Exercise instructions
Go through the entries and count the lines with the string "series" in them. Give only that number.

Dataset rows about figures
[Start]

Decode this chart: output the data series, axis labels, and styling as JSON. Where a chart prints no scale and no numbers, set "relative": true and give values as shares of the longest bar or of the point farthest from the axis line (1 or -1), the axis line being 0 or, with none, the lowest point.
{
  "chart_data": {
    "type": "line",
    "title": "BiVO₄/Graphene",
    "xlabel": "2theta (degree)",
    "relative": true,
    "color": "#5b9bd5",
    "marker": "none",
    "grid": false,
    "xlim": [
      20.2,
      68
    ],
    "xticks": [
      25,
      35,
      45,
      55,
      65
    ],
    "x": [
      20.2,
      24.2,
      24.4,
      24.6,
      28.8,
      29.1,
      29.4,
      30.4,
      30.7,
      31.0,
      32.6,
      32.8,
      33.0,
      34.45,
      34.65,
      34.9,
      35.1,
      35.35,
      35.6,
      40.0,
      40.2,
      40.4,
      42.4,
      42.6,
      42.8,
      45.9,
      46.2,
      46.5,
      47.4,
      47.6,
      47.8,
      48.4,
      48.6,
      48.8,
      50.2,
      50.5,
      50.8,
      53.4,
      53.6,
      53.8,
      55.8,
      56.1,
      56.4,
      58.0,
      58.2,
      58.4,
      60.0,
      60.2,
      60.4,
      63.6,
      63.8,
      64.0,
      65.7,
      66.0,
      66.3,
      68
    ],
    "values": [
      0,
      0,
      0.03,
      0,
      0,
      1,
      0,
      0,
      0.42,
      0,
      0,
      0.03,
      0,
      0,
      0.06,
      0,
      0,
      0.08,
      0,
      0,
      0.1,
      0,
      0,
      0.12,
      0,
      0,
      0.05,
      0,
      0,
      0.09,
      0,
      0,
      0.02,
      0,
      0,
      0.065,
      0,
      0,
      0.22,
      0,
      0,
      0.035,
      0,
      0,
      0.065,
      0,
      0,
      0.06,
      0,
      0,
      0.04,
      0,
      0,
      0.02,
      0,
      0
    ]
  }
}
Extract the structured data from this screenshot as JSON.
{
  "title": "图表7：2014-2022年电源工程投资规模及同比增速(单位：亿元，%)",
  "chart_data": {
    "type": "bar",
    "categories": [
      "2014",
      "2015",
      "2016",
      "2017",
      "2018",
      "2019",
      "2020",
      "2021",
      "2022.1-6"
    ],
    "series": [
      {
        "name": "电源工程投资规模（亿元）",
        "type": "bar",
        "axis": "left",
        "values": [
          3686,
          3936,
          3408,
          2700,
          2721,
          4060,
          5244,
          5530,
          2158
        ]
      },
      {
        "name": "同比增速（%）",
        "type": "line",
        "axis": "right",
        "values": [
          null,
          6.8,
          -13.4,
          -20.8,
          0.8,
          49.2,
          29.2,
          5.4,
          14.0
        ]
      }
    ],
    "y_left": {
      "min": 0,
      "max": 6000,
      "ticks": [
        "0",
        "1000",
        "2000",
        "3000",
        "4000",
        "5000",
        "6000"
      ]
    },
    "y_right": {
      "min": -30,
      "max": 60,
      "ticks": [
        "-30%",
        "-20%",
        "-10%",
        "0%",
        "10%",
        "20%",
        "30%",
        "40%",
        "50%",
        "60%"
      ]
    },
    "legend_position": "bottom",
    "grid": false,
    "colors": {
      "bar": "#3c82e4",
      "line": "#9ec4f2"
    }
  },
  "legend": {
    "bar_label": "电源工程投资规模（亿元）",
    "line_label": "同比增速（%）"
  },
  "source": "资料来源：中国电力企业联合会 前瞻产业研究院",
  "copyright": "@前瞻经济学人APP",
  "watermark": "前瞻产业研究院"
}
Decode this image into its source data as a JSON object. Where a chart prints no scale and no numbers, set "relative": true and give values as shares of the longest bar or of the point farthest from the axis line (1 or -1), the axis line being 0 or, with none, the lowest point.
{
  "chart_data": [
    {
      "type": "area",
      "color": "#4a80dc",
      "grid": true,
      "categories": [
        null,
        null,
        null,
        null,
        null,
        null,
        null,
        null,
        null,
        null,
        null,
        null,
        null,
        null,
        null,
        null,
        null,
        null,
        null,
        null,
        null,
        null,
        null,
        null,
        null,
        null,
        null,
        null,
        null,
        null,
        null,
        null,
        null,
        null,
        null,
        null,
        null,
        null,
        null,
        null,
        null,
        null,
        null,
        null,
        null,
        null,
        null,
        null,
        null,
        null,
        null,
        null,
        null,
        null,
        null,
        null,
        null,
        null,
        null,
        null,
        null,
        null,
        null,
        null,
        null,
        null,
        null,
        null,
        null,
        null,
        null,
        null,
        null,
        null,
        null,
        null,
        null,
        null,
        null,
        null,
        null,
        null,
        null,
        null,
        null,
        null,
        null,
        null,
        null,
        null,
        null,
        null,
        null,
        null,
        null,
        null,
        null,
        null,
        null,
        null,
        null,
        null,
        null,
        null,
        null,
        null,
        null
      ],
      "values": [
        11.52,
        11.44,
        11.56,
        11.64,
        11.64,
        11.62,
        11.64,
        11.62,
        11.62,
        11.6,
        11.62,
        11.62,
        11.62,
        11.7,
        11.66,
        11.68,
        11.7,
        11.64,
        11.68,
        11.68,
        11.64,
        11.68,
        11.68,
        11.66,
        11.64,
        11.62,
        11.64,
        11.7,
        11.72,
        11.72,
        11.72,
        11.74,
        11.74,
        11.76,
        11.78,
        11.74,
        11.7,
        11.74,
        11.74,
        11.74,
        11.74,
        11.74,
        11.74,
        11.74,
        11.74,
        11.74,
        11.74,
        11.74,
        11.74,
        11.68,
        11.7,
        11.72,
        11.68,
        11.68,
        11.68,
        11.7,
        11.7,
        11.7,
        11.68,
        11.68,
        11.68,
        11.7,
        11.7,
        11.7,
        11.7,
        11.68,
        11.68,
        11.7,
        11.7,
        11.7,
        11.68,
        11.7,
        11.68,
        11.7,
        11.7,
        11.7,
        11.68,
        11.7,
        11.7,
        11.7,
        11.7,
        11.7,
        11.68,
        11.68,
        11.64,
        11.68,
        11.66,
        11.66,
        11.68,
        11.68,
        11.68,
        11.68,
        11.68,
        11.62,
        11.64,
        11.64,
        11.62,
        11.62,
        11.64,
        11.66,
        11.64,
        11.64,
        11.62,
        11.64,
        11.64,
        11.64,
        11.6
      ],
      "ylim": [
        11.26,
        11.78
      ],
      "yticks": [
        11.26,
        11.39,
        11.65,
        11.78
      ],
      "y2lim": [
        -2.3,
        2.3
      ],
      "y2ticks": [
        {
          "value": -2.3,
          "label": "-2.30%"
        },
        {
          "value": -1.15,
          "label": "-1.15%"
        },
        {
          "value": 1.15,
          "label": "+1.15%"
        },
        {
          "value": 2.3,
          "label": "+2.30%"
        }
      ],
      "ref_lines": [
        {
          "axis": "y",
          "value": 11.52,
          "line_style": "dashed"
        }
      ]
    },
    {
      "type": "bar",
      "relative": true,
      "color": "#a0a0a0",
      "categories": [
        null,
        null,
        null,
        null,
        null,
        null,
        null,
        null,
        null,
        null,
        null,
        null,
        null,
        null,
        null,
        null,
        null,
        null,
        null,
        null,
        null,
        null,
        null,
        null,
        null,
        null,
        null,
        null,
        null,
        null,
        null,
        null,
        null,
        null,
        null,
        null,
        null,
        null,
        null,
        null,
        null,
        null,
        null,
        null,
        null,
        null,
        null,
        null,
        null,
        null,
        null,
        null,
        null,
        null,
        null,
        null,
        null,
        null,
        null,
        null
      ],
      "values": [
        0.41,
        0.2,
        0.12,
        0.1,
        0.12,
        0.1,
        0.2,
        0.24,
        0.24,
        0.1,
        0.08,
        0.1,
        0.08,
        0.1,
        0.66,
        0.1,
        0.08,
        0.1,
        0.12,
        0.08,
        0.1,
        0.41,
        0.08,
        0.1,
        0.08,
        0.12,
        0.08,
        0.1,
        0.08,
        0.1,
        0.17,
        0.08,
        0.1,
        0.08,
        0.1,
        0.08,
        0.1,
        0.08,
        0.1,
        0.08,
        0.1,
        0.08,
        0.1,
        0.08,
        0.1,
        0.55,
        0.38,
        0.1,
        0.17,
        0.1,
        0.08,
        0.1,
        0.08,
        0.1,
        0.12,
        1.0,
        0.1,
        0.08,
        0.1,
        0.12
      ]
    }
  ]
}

[End]

Response
2